*Extracted information*.
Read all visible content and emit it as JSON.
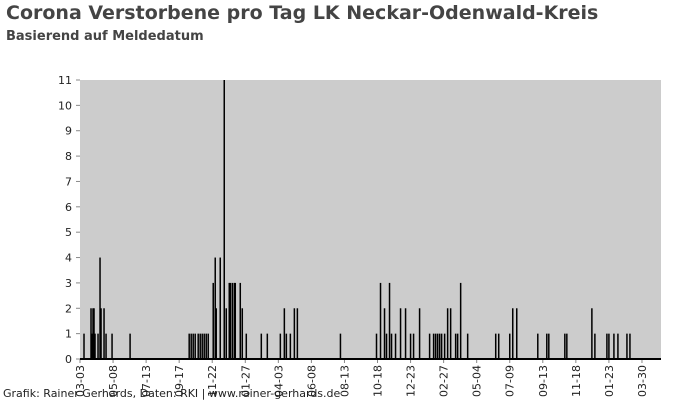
{
  "chart_data": {
    "type": "bar",
    "title": "Corona Verstorbene pro Tag LK Neckar-Odenwald-Kreis",
    "subtitle": "Basierend auf Meldedatum",
    "source": "Grafik: Rainer Gerhards, Daten: RKI | www.rainer-gerhards.de",
    "color": "#000000",
    "x": [
      8,
      22,
      24,
      26,
      28,
      30,
      36,
      40,
      42,
      48,
      52,
      64,
      100,
      218,
      222,
      226,
      230,
      236,
      240,
      244,
      248,
      252,
      256,
      266,
      270,
      272,
      280,
      288,
      292,
      298,
      300,
      304,
      308,
      310,
      320,
      324,
      332,
      362,
      374,
      400,
      408,
      412,
      420,
      428,
      434,
      520,
      592,
      600,
      608,
      612,
      618,
      622,
      630,
      640,
      650,
      660,
      666,
      678,
      698,
      706,
      710,
      714,
      718,
      722,
      728,
      734,
      740,
      750,
      754,
      760,
      774,
      830,
      836,
      858,
      864,
      872,
      914,
      932,
      936,
      968,
      972,
      1022,
      1028,
      1052,
      1056,
      1066,
      1074,
      1092,
      1098
    ],
    "values": [
      1,
      2,
      1,
      2,
      2,
      1,
      1,
      4,
      2,
      2,
      1,
      1,
      1,
      1,
      1,
      1,
      1,
      1,
      1,
      1,
      1,
      1,
      1,
      3,
      4,
      2,
      4,
      11,
      2,
      3,
      3,
      3,
      3,
      3,
      3,
      2,
      1,
      1,
      1,
      1,
      2,
      1,
      1,
      2,
      2,
      1,
      1,
      3,
      2,
      1,
      3,
      1,
      1,
      2,
      2,
      1,
      1,
      2,
      1,
      1,
      1,
      1,
      1,
      1,
      1,
      2,
      2,
      1,
      1,
      3,
      1,
      1,
      1,
      1,
      2,
      2,
      1,
      1,
      1,
      1,
      1,
      2,
      1,
      1,
      1,
      1,
      1,
      1,
      1
    ],
    "xlim": [
      0,
      1160
    ],
    "xticks": [
      {
        "value": 0,
        "label": "03-03"
      },
      {
        "value": 66,
        "label": "05-08"
      },
      {
        "value": 132,
        "label": "07-13"
      },
      {
        "value": 198,
        "label": "09-17"
      },
      {
        "value": 264,
        "label": "11-22"
      },
      {
        "value": 330,
        "label": "01-27"
      },
      {
        "value": 396,
        "label": "04-03"
      },
      {
        "value": 462,
        "label": "06-08"
      },
      {
        "value": 528,
        "label": "08-13"
      },
      {
        "value": 594,
        "label": "10-18"
      },
      {
        "value": 660,
        "label": "12-23"
      },
      {
        "value": 726,
        "label": "02-27"
      },
      {
        "value": 792,
        "label": "05-04"
      },
      {
        "value": 858,
        "label": "07-09"
      },
      {
        "value": 924,
        "label": "09-13"
      },
      {
        "value": 990,
        "label": "11-18"
      },
      {
        "value": 1056,
        "label": "01-23"
      },
      {
        "value": 1122,
        "label": "03-30"
      }
    ],
    "ylim": [
      0,
      11
    ],
    "yticks": [
      0,
      1,
      2,
      3,
      4,
      5,
      6,
      7,
      8,
      9,
      10,
      11
    ]
  }
}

*Written exercise*.
Output the entries above exactly, without their pictures.

*Task output*.
Read all visible content and emit it as JSON.
{
  "chart_data": {
    "type": "bar",
    "title": "Corona Verstorbene pro Tag LK Neckar-Odenwald-Kreis",
    "subtitle": "Basierend auf Meldedatum",
    "source": "Grafik: Rainer Gerhards, Daten: RKI | www.rainer-gerhards.de",
    "color": "#000000",
    "x": [
      8,
      22,
      24,
      26,
      28,
      30,
      36,
      40,
      42,
      48,
      52,
      64,
      100,
      218,
      222,
      226,
      230,
      236,
      240,
      244,
      248,
      252,
      256,
      266,
      270,
      272,
      280,
      288,
      292,
      298,
      300,
      304,
      308,
      310,
      320,
      324,
      332,
      362,
      374,
      400,
      408,
      412,
      420,
      428,
      434,
      520,
      592,
      600,
      608,
      612,
      618,
      622,
      630,
      640,
      650,
      660,
      666,
      678,
      698,
      706,
      710,
      714,
      718,
      722,
      728,
      734,
      740,
      750,
      754,
      760,
      774,
      830,
      836,
      858,
      864,
      872,
      914,
      932,
      936,
      968,
      972,
      1022,
      1028,
      1052,
      1056,
      1066,
      1074,
      1092,
      1098
    ],
    "values": [
      1,
      2,
      1,
      2,
      2,
      1,
      1,
      4,
      2,
      2,
      1,
      1,
      1,
      1,
      1,
      1,
      1,
      1,
      1,
      1,
      1,
      1,
      1,
      3,
      4,
      2,
      4,
      11,
      2,
      3,
      3,
      3,
      3,
      3,
      3,
      2,
      1,
      1,
      1,
      1,
      2,
      1,
      1,
      2,
      2,
      1,
      1,
      3,
      2,
      1,
      3,
      1,
      1,
      2,
      2,
      1,
      1,
      2,
      1,
      1,
      1,
      1,
      1,
      1,
      1,
      2,
      2,
      1,
      1,
      3,
      1,
      1,
      1,
      1,
      2,
      2,
      1,
      1,
      1,
      1,
      1,
      2,
      1,
      1,
      1,
      1,
      1,
      1,
      1
    ],
    "xlim": [
      0,
      1160
    ],
    "xticks": [
      {
        "value": 0,
        "label": "03-03"
      },
      {
        "value": 66,
        "label": "05-08"
      },
      {
        "value": 132,
        "label": "07-13"
      },
      {
        "value": 198,
        "label": "09-17"
      },
      {
        "value": 264,
        "label": "11-22"
      },
      {
        "value": 330,
        "label": "01-27"
      },
      {
        "value": 396,
        "label": "04-03"
      },
      {
        "value": 462,
        "label": "06-08"
      },
      {
        "value": 528,
        "label": "08-13"
      },
      {
        "value": 594,
        "label": "10-18"
      },
      {
        "value": 660,
        "label": "12-23"
      },
      {
        "value": 726,
        "label": "02-27"
      },
      {
        "value": 792,
        "label": "05-04"
      },
      {
        "value": 858,
        "label": "07-09"
      },
      {
        "value": 924,
        "label": "09-13"
      },
      {
        "value": 990,
        "label": "11-18"
      },
      {
        "value": 1056,
        "label": "01-23"
      },
      {
        "value": 1122,
        "label": "03-30"
      }
    ],
    "ylim": [
      0,
      11
    ],
    "yticks": [
      0,
      1,
      2,
      3,
      4,
      5,
      6,
      7,
      8,
      9,
      10,
      11
    ]
  }
}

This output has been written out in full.